▶ EXERCISE INSTRUCTIONS:
Please state how many lines in the records contain the string "your", with no words besides the number.

▶ Collected data:
______

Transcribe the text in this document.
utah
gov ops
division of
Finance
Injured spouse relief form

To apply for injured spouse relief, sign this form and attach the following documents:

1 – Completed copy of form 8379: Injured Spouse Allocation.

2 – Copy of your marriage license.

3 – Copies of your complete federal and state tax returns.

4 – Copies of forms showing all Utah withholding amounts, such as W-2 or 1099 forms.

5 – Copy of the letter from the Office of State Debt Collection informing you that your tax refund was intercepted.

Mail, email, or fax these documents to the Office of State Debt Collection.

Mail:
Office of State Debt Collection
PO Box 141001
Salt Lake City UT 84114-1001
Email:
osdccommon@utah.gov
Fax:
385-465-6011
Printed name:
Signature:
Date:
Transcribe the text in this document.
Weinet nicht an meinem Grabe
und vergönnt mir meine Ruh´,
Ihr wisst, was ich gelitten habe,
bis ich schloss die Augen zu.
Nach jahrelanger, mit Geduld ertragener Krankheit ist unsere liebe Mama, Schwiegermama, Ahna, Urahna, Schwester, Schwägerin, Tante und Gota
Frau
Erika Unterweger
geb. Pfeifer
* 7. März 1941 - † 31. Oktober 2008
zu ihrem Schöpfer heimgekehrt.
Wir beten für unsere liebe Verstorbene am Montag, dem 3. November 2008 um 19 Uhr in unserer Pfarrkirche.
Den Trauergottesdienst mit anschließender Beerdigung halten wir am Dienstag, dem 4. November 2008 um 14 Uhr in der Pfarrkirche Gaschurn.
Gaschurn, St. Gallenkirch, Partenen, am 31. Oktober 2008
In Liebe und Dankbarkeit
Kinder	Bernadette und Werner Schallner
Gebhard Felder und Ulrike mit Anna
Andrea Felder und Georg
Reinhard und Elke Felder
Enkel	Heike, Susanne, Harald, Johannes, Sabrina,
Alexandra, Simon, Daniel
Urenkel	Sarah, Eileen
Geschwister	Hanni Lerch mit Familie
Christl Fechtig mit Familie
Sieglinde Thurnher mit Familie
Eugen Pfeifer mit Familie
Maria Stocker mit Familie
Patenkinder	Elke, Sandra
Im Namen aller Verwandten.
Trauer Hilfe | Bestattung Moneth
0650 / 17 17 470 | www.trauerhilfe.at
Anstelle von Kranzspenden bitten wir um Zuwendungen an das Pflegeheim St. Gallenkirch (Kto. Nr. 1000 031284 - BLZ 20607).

______

▶ ANSWER TO THIS TASK:
3